───── Data section ─────

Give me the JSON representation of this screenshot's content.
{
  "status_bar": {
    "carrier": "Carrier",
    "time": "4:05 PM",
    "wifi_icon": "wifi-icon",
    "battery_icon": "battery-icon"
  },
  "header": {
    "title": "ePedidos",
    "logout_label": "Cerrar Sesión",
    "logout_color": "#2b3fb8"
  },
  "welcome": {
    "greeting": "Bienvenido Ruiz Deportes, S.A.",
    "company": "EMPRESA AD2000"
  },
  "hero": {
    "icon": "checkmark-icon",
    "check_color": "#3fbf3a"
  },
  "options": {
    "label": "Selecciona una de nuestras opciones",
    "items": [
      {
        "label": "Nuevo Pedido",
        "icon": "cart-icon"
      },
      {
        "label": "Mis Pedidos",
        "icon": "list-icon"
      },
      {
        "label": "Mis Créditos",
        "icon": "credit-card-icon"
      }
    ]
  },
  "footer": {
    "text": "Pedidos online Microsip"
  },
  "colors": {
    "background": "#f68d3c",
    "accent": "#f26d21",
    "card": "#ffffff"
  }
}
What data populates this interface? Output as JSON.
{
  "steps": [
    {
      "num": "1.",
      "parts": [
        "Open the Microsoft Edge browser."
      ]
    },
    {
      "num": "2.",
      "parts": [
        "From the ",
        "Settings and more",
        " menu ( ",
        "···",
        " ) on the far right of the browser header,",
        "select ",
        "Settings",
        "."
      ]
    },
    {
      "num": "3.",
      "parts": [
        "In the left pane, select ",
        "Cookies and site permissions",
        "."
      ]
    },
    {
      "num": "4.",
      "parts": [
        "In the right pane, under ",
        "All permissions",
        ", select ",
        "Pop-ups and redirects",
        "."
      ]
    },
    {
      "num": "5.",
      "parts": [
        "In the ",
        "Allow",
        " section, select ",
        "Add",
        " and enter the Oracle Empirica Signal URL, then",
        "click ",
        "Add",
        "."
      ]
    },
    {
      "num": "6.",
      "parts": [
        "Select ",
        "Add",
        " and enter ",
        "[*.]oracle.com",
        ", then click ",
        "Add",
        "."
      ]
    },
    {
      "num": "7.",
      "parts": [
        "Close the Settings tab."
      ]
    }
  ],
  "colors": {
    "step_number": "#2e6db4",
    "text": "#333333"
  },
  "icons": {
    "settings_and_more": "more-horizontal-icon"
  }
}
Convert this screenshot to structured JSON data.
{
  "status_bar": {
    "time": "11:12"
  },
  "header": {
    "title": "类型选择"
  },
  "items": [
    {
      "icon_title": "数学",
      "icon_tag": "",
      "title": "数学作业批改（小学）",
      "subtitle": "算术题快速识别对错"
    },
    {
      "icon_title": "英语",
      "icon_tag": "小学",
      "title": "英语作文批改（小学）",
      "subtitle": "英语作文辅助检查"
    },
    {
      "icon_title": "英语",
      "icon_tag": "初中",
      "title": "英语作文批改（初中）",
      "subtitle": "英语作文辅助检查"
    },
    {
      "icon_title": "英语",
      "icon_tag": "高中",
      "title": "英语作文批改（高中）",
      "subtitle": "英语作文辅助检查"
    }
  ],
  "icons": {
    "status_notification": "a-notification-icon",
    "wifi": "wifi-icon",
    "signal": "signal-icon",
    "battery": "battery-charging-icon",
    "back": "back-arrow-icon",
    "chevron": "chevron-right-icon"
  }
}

─────

Exercise objective: Repeat the entries shown above, every one, word for word.

Solution to this task:
Give me the JSON representation of this screenshot's content.
{
  "status_bar": {
    "carrier": "Carrier",
    "time": "4:05 PM",
    "wifi_icon": "wifi-icon",
    "battery_icon": "battery-icon"
  },
  "header": {
    "title": "ePedidos",
    "logout_label": "Cerrar Sesión",
    "logout_color": "#2b3fb8"
  },
  "welcome": {
    "greeting": "Bienvenido Ruiz Deportes, S.A.",
    "company": "EMPRESA AD2000"
  },
  "hero": {
    "icon": "checkmark-icon",
    "check_color": "#3fbf3a"
  },
  "options": {
    "label": "Selecciona una de nuestras opciones",
    "items": [
      {
        "label": "Nuevo Pedido",
        "icon": "cart-icon"
      },
      {
        "label": "Mis Pedidos",
        "icon": "list-icon"
      },
      {
        "label": "Mis Créditos",
        "icon": "credit-card-icon"
      }
    ]
  },
  "footer": {
    "text": "Pedidos online Microsip"
  },
  "colors": {
    "background": "#f68d3c",
    "accent": "#f26d21",
    "card": "#ffffff"
  }
}
What data populates this interface? Output as JSON.
{
  "steps": [
    {
      "num": "1.",
      "parts": [
        "Open the Microsoft Edge browser."
      ]
    },
    {
      "num": "2.",
      "parts": [
        "From the ",
        "Settings and more",
        " menu ( ",
        "···",
        " ) on the far right of the browser header,",
        "select ",
        "Settings",
        "."
      ]
    },
    {
      "num": "3.",
      "parts": [
        "In the left pane, select ",
        "Cookies and site permissions",
        "."
      ]
    },
    {
      "num": "4.",
      "parts": [
        "In the right pane, under ",
        "All permissions",
        ", select ",
        "Pop-ups and redirects",
        "."
      ]
    },
    {
      "num": "5.",
      "parts": [
        "In the ",
        "Allow",
        " section, select ",
        "Add",
        " and enter the Oracle Empirica Signal URL, then",
        "click ",
        "Add",
        "."
      ]
    },
    {
      "num": "6.",
      "parts": [
        "Select ",
        "Add",
        " and enter ",
        "[*.]oracle.com",
        ", then click ",
        "Add",
        "."
      ]
    },
    {
      "num": "7.",
      "parts": [
        "Close the Settings tab."
      ]
    }
  ],
  "colors": {
    "step_number": "#2e6db4",
    "text": "#333333"
  },
  "icons": {
    "settings_and_more": "more-horizontal-icon"
  }
}
Convert this screenshot to structured JSON data.
{
  "status_bar": {
    "time": "11:12"
  },
  "header": {
    "title": "类型选择"
  },
  "items": [
    {
      "icon_title": "数学",
      "icon_tag": "",
      "title": "数学作业批改（小学）",
      "subtitle": "算术题快速识别对错"
    },
    {
      "icon_title": "英语",
      "icon_tag": "小学",
      "title": "英语作文批改（小学）",
      "subtitle": "英语作文辅助检查"
    },
    {
      "icon_title": "英语",
      "icon_tag": "初中",
      "title": "英语作文批改（初中）",
      "subtitle": "英语作文辅助检查"
    },
    {
      "icon_title": "英语",
      "icon_tag": "高中",
      "title": "英语作文批改（高中）",
      "subtitle": "英语作文辅助检查"
    }
  ],
  "icons": {
    "status_notification": "a-notification-icon",
    "wifi": "wifi-icon",
    "signal": "signal-icon",
    "battery": "battery-charging-icon",
    "back": "back-arrow-icon",
    "chevron": "chevron-right-icon"
  }
}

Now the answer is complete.